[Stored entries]
##########
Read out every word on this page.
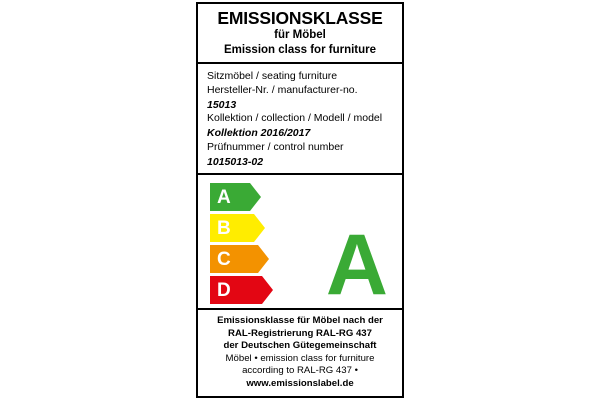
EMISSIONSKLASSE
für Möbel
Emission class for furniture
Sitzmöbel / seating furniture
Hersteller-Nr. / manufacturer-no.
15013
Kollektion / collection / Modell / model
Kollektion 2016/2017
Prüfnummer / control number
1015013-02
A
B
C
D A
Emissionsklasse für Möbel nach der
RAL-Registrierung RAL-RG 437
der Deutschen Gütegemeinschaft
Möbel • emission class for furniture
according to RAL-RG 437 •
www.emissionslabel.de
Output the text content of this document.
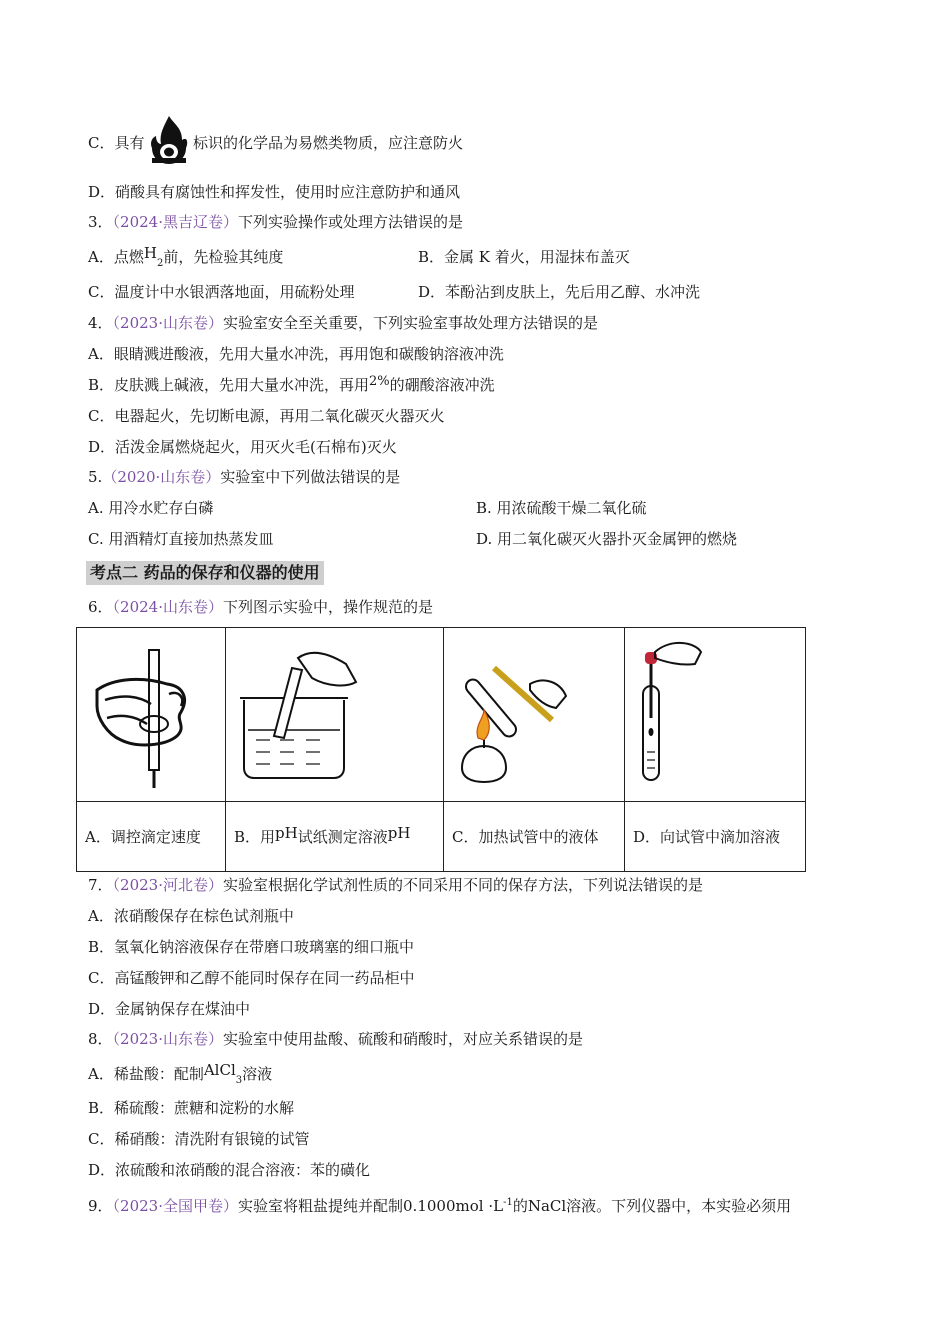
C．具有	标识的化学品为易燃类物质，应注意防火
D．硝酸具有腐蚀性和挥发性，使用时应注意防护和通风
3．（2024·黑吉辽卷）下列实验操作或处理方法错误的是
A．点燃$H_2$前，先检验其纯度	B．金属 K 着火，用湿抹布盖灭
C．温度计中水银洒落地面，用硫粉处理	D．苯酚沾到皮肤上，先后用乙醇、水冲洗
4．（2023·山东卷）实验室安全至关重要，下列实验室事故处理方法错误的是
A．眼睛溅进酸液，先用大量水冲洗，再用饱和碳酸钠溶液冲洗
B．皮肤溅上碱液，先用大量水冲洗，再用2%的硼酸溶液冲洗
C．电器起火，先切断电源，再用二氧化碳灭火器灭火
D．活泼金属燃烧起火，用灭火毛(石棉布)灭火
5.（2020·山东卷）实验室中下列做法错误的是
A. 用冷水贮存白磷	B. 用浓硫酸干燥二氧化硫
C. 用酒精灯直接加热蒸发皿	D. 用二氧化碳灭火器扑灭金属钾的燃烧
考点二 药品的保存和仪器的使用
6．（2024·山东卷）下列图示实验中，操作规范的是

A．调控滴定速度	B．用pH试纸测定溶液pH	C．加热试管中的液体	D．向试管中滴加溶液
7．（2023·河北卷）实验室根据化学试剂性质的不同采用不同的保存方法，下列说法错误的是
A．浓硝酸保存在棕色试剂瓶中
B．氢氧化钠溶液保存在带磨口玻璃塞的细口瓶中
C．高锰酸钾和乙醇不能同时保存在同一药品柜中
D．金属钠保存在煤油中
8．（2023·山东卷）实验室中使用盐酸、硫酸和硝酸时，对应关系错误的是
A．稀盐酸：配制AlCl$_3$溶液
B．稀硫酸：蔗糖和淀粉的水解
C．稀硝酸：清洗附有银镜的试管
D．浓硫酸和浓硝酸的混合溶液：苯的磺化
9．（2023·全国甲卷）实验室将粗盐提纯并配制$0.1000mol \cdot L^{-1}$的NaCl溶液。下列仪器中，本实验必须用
##########
## TASK
Show every line above in which the word "Kollektion" occurs.

## TASK RESPONSE
Kollektion / collection / Modell / model
Kollektion 2016/2017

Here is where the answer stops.